What is being asked => Only lines holding the string "false" are wanted; copy each one from the material.

---------- Data listing

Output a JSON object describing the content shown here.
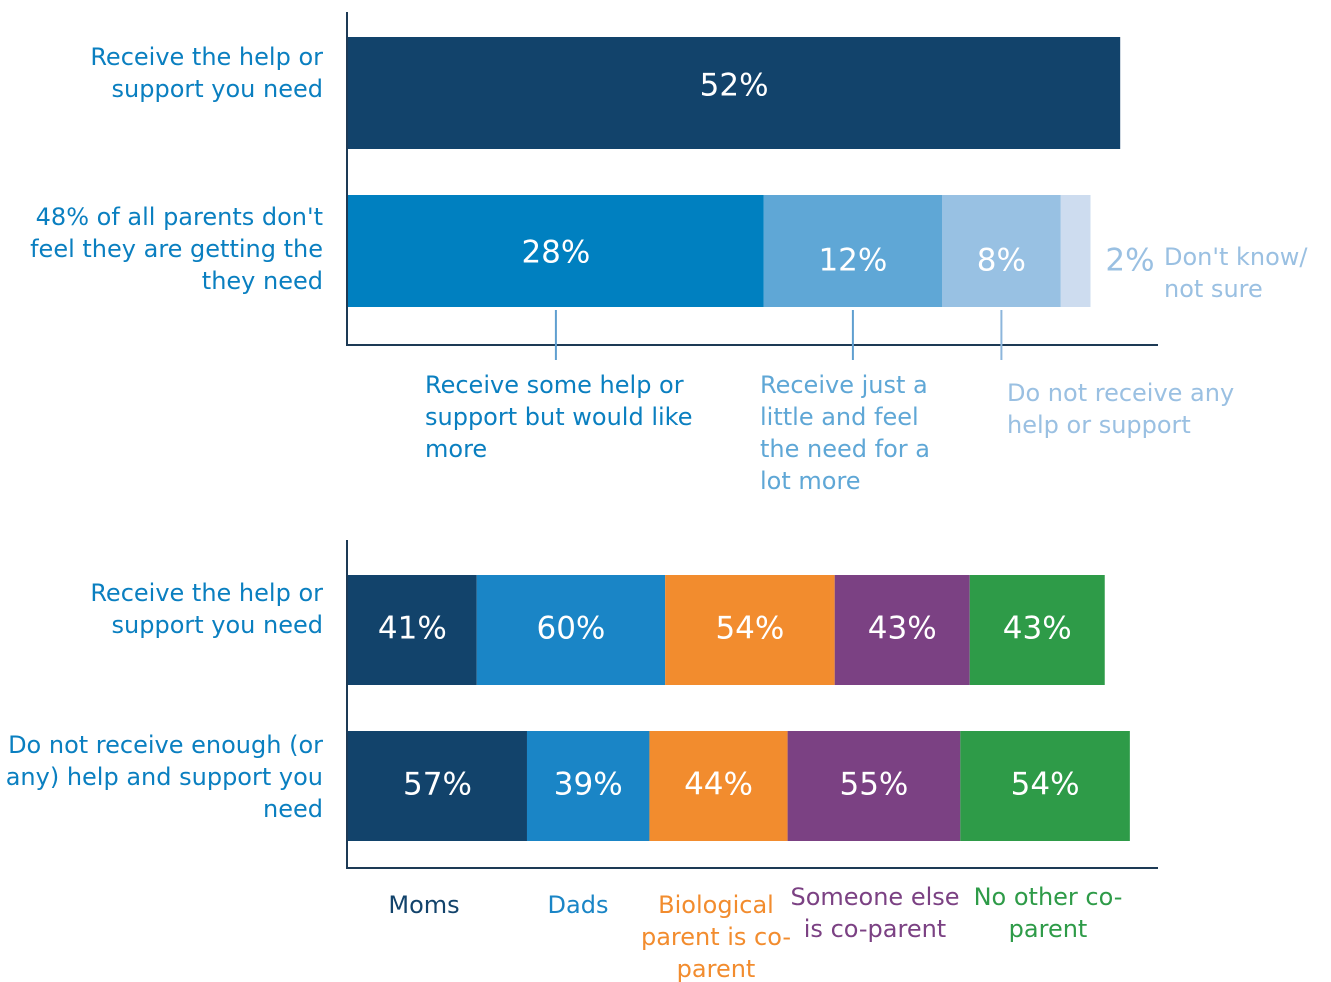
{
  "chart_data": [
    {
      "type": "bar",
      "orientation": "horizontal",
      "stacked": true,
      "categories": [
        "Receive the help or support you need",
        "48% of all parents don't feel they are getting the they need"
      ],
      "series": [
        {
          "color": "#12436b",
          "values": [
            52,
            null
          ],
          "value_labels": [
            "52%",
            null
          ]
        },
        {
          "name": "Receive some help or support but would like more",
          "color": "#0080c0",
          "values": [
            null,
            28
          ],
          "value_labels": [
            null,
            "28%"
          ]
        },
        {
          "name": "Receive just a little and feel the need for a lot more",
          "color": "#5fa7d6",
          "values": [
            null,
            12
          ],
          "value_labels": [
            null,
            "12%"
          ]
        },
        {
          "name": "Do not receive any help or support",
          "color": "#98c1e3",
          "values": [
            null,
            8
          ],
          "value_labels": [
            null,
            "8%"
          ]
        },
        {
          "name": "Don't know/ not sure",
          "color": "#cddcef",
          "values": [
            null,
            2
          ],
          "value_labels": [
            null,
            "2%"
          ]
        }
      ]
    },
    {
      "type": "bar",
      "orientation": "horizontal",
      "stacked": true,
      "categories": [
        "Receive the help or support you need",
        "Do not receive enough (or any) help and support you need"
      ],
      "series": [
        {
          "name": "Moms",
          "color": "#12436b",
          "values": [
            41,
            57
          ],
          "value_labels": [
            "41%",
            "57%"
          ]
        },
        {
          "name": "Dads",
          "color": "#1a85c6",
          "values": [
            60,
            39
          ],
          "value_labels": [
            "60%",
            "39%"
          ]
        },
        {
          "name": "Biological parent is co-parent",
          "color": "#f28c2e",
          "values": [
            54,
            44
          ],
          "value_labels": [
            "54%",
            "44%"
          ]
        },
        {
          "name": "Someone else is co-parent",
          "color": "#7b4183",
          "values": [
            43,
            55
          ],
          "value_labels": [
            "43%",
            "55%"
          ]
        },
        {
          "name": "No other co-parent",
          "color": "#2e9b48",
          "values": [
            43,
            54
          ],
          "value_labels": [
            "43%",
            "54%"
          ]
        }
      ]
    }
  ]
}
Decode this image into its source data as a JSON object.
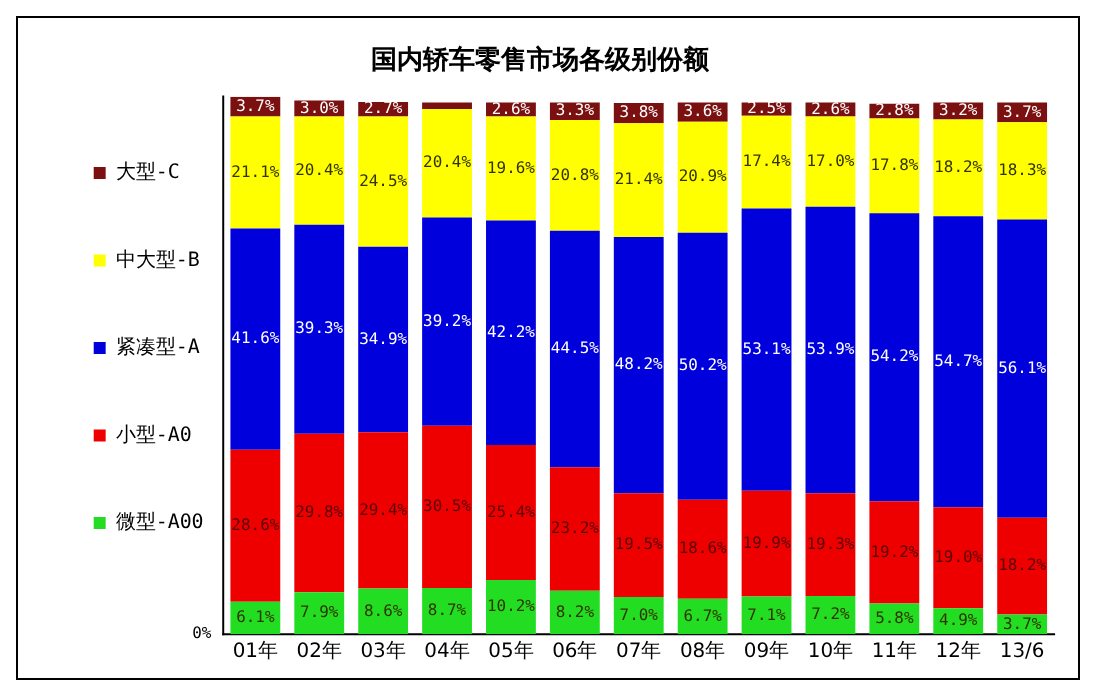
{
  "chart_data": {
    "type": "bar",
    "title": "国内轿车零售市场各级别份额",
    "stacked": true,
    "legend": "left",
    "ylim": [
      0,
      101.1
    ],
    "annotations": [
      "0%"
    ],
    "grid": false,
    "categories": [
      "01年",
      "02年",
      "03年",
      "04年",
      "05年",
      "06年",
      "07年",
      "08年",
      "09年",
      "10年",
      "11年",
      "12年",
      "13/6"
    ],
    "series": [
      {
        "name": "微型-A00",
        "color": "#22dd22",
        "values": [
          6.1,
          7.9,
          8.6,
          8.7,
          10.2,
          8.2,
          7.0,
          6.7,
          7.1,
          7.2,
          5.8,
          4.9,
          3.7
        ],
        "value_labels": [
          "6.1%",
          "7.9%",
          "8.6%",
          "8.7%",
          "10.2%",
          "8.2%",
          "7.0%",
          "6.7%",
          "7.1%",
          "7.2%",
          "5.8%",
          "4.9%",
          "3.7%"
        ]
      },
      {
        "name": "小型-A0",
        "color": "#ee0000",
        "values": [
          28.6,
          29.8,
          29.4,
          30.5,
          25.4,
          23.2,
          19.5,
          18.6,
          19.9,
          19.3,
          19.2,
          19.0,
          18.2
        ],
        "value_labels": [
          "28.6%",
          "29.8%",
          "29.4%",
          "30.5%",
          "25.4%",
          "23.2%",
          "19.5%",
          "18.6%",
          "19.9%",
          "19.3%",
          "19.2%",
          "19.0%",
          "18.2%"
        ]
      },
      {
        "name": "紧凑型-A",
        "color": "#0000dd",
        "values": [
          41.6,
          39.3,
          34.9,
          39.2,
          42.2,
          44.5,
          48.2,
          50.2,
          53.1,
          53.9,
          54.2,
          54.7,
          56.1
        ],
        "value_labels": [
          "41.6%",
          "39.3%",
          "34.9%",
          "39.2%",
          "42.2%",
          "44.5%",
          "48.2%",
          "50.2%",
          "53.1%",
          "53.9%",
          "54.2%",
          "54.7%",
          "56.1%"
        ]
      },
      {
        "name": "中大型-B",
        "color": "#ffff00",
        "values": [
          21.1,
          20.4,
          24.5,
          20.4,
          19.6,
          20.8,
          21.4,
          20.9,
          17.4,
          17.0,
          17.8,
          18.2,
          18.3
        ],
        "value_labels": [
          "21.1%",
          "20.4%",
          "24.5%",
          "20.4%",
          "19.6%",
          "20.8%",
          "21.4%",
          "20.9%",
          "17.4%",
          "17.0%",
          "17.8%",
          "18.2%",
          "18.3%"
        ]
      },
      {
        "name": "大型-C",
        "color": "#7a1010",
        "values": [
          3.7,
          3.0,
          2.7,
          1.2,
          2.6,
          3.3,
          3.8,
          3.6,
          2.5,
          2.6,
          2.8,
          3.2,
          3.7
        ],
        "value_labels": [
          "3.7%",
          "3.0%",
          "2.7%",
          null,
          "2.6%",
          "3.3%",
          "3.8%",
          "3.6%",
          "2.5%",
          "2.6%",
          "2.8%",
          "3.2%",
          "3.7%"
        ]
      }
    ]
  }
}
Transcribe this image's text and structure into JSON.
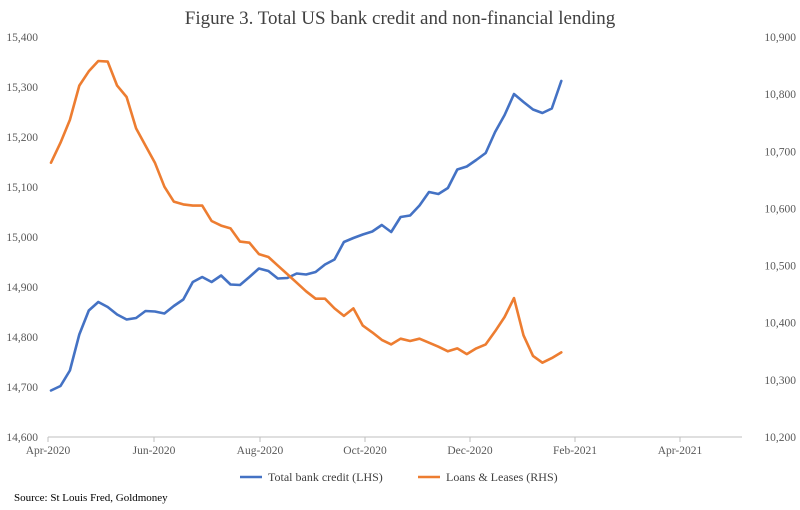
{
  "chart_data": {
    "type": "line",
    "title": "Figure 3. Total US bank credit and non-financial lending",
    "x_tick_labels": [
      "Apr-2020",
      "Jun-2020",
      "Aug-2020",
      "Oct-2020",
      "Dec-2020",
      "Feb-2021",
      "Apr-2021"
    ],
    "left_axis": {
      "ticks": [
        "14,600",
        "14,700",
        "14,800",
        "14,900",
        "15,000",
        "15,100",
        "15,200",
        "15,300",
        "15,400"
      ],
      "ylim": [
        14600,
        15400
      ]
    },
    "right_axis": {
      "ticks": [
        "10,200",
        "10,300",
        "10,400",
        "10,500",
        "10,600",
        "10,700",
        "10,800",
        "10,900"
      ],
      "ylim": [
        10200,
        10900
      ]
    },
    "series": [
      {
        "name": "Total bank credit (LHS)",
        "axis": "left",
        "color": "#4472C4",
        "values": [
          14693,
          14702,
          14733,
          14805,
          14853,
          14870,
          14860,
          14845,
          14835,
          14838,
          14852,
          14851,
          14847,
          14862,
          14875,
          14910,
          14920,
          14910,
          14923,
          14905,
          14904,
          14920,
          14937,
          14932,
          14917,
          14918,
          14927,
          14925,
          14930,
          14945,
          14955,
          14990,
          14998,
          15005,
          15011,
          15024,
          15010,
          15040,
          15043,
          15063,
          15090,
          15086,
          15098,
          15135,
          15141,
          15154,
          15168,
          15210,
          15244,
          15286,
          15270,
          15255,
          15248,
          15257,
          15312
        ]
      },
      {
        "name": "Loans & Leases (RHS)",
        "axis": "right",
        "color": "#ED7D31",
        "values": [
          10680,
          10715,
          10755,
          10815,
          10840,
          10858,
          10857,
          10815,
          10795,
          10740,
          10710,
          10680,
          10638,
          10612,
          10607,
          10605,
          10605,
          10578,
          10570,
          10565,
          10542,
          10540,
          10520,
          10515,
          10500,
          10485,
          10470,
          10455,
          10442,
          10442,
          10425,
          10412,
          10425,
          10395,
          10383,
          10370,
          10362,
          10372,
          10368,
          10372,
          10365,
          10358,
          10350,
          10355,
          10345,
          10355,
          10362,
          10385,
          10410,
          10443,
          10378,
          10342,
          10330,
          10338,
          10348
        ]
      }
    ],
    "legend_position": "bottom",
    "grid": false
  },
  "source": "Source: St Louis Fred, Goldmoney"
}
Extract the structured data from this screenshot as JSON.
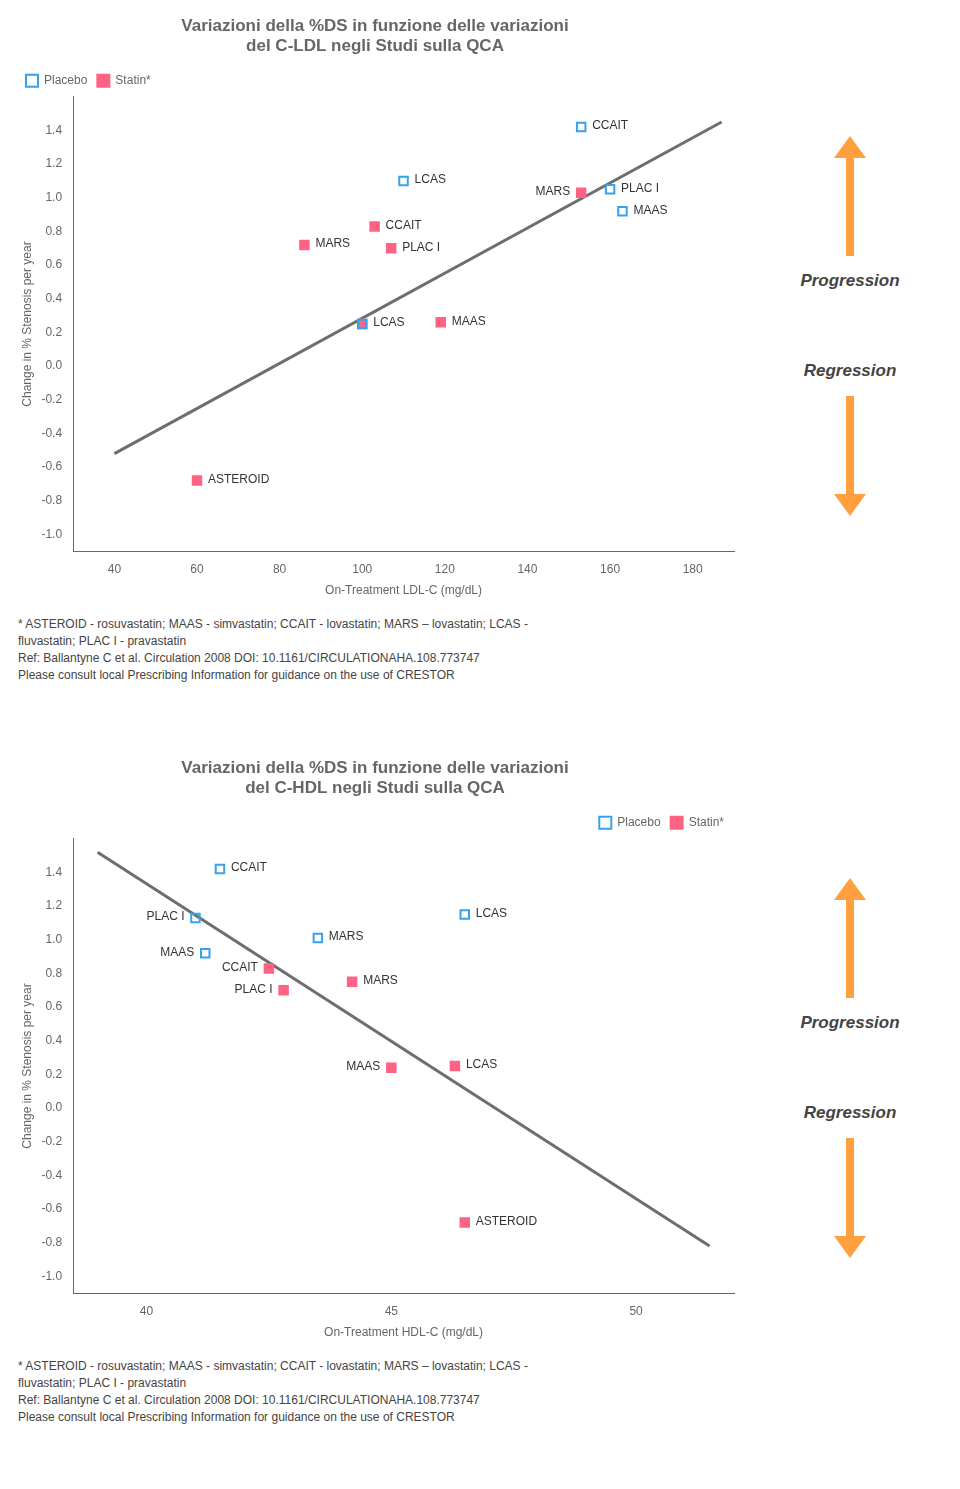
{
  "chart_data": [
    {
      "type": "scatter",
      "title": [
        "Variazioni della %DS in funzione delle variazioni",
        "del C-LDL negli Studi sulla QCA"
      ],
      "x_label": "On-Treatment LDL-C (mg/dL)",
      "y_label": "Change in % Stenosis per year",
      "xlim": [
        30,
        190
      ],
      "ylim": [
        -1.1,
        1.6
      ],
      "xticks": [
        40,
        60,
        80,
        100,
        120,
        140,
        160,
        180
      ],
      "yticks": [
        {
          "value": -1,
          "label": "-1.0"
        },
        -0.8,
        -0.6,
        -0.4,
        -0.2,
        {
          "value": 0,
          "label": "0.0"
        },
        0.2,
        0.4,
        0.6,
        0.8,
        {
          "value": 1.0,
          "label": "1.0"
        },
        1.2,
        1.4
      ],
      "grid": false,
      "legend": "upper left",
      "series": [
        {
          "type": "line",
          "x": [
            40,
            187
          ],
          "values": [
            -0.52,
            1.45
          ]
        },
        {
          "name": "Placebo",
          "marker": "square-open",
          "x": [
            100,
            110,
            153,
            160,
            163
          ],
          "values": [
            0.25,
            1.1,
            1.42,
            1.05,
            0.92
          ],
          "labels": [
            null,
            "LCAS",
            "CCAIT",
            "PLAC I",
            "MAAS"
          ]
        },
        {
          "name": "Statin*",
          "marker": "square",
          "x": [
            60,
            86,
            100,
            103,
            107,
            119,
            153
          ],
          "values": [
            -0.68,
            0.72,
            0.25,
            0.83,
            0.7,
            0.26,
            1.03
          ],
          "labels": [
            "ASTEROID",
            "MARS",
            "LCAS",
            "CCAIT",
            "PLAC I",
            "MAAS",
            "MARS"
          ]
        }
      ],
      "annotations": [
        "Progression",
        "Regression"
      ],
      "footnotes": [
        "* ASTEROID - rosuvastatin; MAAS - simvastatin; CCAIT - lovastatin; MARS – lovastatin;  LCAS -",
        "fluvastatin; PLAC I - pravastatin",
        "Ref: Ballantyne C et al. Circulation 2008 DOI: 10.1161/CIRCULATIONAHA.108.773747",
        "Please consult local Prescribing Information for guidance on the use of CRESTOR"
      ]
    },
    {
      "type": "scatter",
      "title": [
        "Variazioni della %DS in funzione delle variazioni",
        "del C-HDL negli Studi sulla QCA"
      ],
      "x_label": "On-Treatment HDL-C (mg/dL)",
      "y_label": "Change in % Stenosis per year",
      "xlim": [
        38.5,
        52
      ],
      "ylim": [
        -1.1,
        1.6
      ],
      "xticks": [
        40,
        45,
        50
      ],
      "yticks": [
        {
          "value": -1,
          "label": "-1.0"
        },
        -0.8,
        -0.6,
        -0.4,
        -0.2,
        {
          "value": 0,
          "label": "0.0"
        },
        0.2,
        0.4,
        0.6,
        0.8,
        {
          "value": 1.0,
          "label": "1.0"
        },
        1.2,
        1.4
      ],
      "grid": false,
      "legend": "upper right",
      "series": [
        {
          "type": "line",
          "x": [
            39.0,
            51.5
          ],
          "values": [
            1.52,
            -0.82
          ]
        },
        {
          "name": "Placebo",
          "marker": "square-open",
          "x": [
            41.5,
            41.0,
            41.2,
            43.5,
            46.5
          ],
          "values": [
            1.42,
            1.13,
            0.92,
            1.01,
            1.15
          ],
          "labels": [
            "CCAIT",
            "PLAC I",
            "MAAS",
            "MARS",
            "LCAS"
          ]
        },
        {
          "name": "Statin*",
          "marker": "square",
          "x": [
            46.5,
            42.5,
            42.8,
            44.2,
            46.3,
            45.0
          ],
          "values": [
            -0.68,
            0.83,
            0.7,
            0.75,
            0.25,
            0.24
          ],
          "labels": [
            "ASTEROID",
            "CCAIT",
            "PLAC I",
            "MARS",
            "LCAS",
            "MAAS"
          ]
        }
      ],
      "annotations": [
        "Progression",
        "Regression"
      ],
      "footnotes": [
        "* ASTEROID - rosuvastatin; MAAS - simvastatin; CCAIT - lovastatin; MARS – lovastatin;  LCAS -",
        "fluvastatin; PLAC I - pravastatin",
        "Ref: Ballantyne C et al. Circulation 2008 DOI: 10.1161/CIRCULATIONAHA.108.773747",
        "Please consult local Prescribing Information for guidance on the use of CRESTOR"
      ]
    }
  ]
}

--------------------

Written response =>
    "grid": false,
    "grid": false
      "grid": false,
      "grid": false,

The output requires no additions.